▶ Request 1
Repeat word for word the passage of the Franklin, North Carolina text that begins at the words "I love rural" and ends after "the residents happy.".

#### Source document ####

I spent my weekend in Franklin, North Carolina. What a beautiful town and the western North Carolina mountains are something to see in the Fall. I went to Franklin's annual Pumpkin/Halloween festival on Saturday, which was awesome for people watching. There was banjo picking, funnel cakes at every corner and some of the local high schoolers did the "Thriller Dance" in the town square. It was disturbing to see so many Tennessee and Florida fans roaming about, though. They were EVERYWHERE. I understood the Tennessee contingent, as Franklin is a stone's throw from the Tennessee line. But Florida? After asking around, I found out that Franklin is a summer destination for snowbirds who live in Florida for half the year and then escape the heat in the mountains. A bunch of old Yankees, with skin like a Naugahyde couch, in their most loud blue and orange. Tennessee people in their loudest, Cheetos orange garb. I thought it uncanny, however, that somehow all of these people got together and decided to be hick trash for Halloween. It's amazing how the human spirit works, it really is.
I love rural North Carolina though. It is the quintessential South. Mountains, barbeque, moonshine, farms and roads called "Leon Caldwell Avenue" or "Burnt Church Road." Rural areas do not have subdivisions called "Rolling Meadows" or "Whispering Springs." They name their roads after people or events, which I love. Drive through Eastern Cobb County, Georgia. Once you navigate through the strip malls and the red lights, you will get to the residential areas. They have all these ridiculous names that seem to imply that you could possibly be in Italy or on some mountainside in the Rockies. Nope. I guess the names make the residents happy.

####

▶ Request 2
In the entries below, reproduce exactly the lines from the one containing "running-title: Old Solitary." through the one containing "print-speck (505, 47, 508, 50)", including both.

#### Entries shown ####

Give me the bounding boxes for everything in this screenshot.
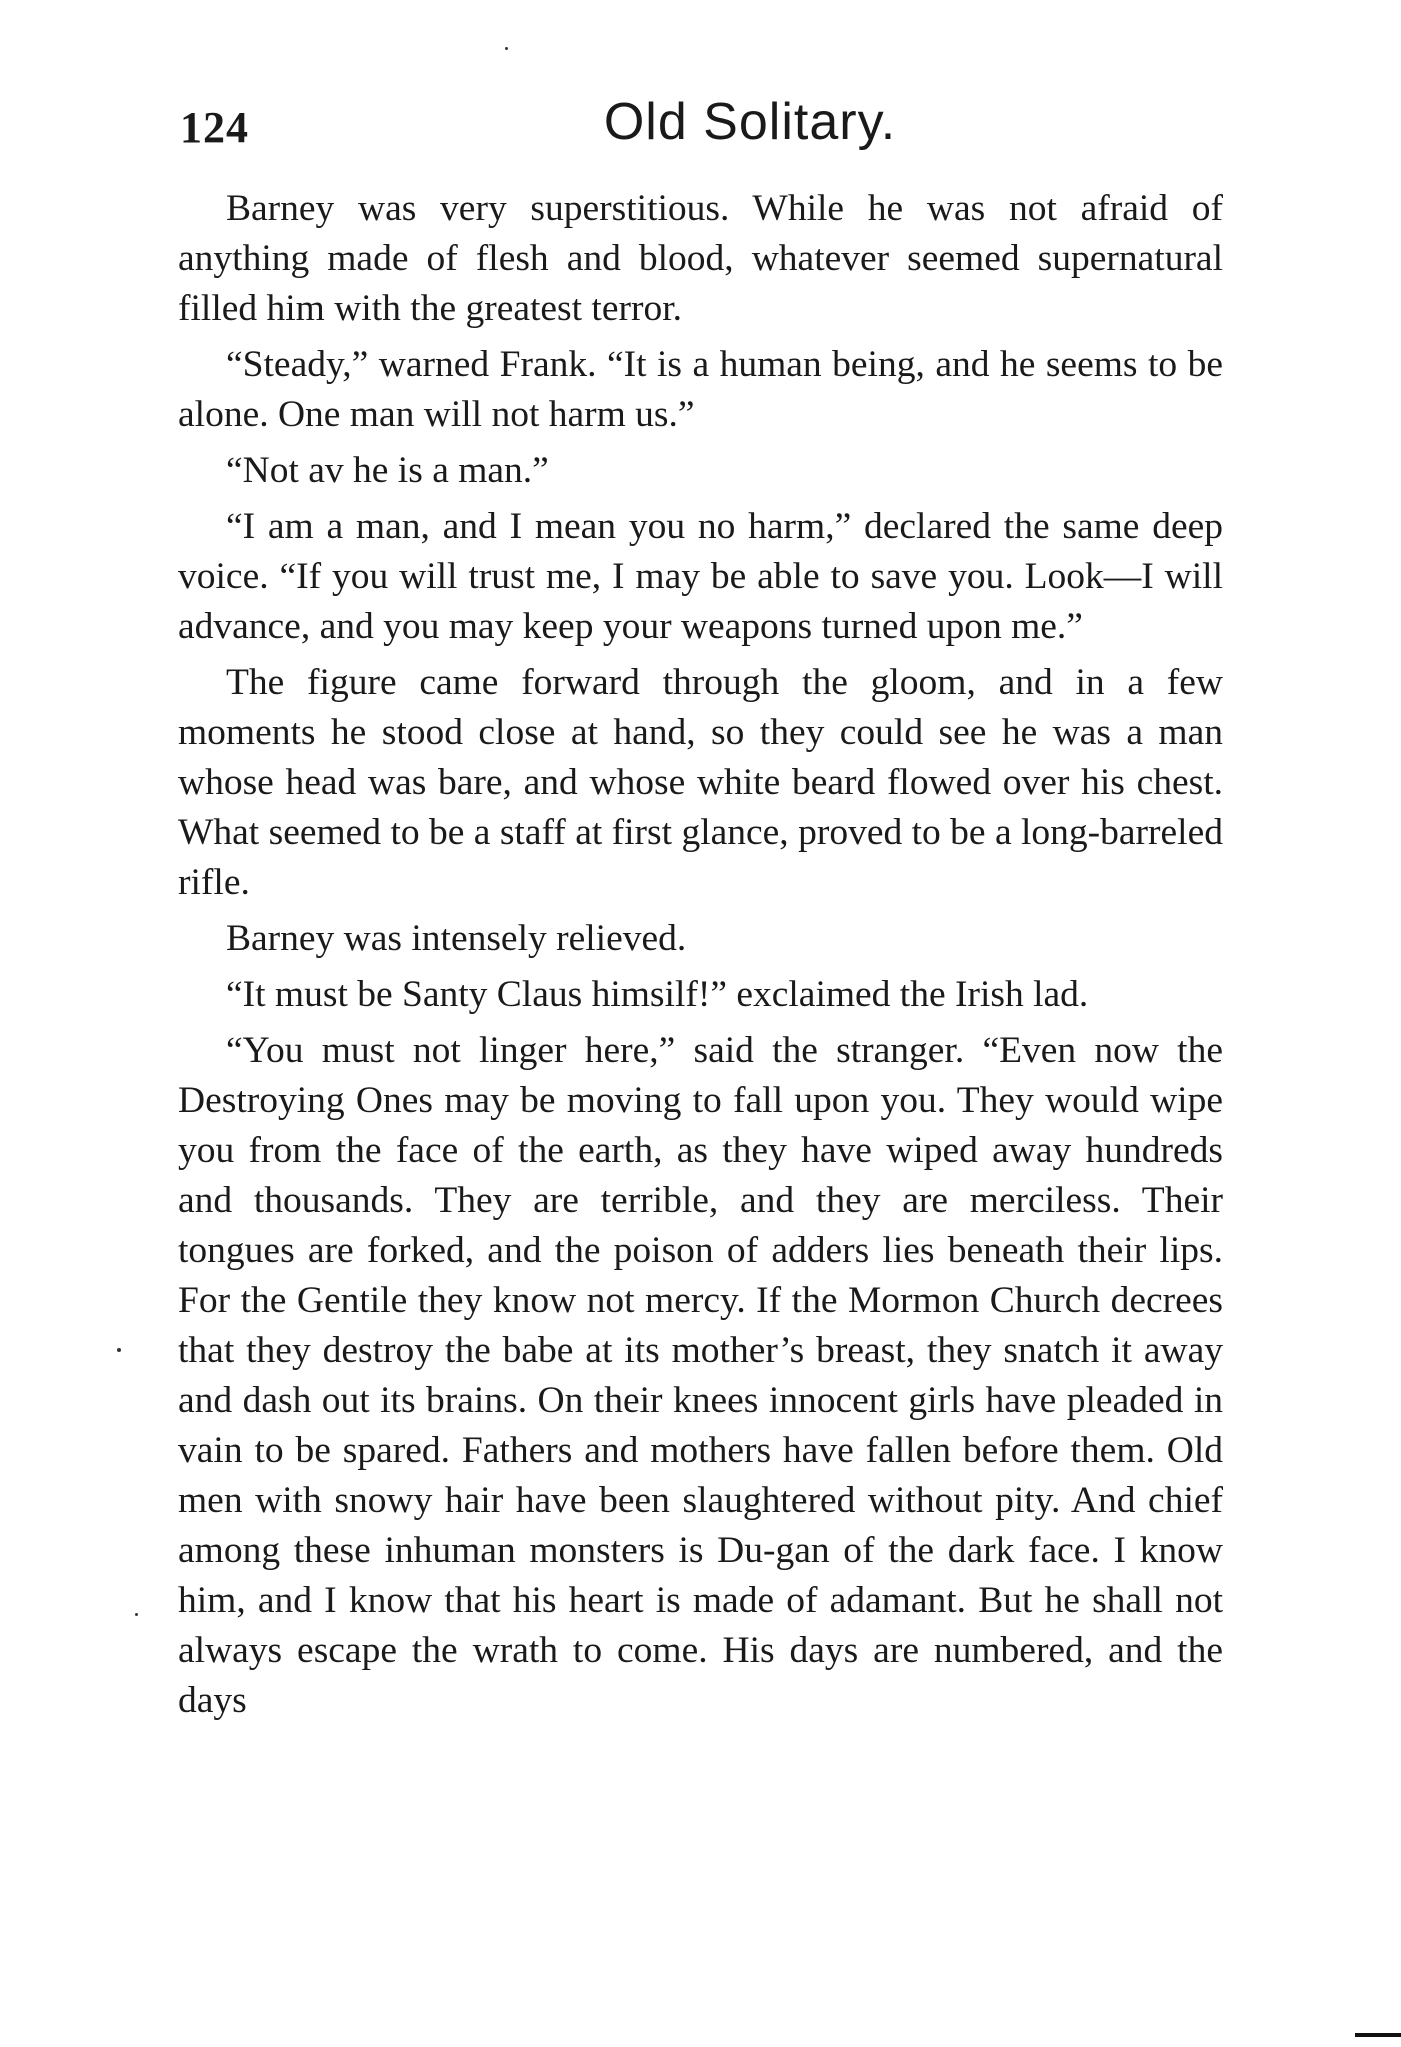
running-title: Old Solitary. (603, 93, 897, 151)
paragraph: “It must be Santy Claus himsilf!” exclaimed the Irish lad. (226, 974, 1089, 1015)
print-speck (135, 1613, 138, 1616)
paragraph: The figure came forward through the gloom, and in a few moments he stood close at hand, so they could see he was a man whose head was bare, and whose white beard flowed over his chest. What seemed to be a staff at first glance, proved to be a long-barreled rifle. (178, 662, 1223, 903)
body-text (178, 184, 1223, 1726)
print-speck (505, 47, 508, 50)
paragraph: “You must not linger here,” said the stranger. “Even now the Destroying Ones may be moving to fall upon you. They would wipe you from the face of the earth, as they have wiped away hundreds and thousands. They are terrible, and they are merciless. Their tongues are forked, and the poison of adders lies beneath their lips. For the Gentile they know not mercy. If the Mormon Church decrees that they destroy the babe at its mother’s breast, they snatch it away and dash out its brains. On their knees innocent girls have pleaded in vain to be spared. Fathers and mothers have fallen before them. Old men with snowy hair have been slaughtered without pity. And chief among these inhuman monsters is Du-gan of the dark face. I know him, and I know that his heart is made of adamant. But he shall not always escape the wrath to come. His days are numbered, and the days (178, 1030, 1223, 1721)
paragraph: “I am a man, and I mean you no harm,” declared the same deep voice. “If you will trust me, I may be able to save you. Look—I will advance, and you may keep your weapons turned upon me.” (178, 506, 1223, 647)
page-edge-mark (1355, 2033, 1401, 2037)
paragraph: “Not av he is a man.” (226, 450, 549, 491)
paragraph: “Steady,” warned Frank. “It is a human being, and he seems to be alone. One man will not harm us.” (178, 344, 1223, 435)
page-header (180, 92, 1230, 162)
paragraph: Barney was intensely relieved. (226, 918, 687, 959)
paragraph: Barney was very superstitious. While he was not afraid of anything made of flesh and blood, whatever seemed supernatural filled him with the greatest terror. (178, 188, 1223, 329)
print-speck (117, 1348, 121, 1352)
page-number: 124 (180, 103, 249, 152)
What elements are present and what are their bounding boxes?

####

▶ Solution 1
I love rural North Carolina though. It is the quintessential South. Mountains, barbeque, moonshine, farms and roads called "Leon Caldwell Avenue" or "Burnt Church Road." Rural areas do not have subdivisions called "Rolling Meadows" or "Whispering Springs." They name their roads after people or events, which I love. Drive through Eastern Cobb County, Georgia. Once you navigate through the strip malls and the red lights, you will get to the residential areas. They have all these ridiculous names that seem to imply that you could possibly be in Italy or on some mountainside in the Rockies. Nope. I guess the names make the residents happy.

▶ Solution 2
running-title: Old Solitary. (603, 93, 897, 151)
paragraph: “It must be Santy Claus himsilf!” exclaimed the Irish lad. (226, 974, 1089, 1015)
print-speck (135, 1613, 138, 1616)
paragraph: The figure came forward through the gloom, and in a few moments he stood close at hand, so they could see he was a man whose head was bare, and whose white beard flowed over his chest. What seemed to be a staff at first glance, proved to be a long-barreled rifle. (178, 662, 1223, 903)
body-text (178, 184, 1223, 1726)
print-speck (505, 47, 508, 50)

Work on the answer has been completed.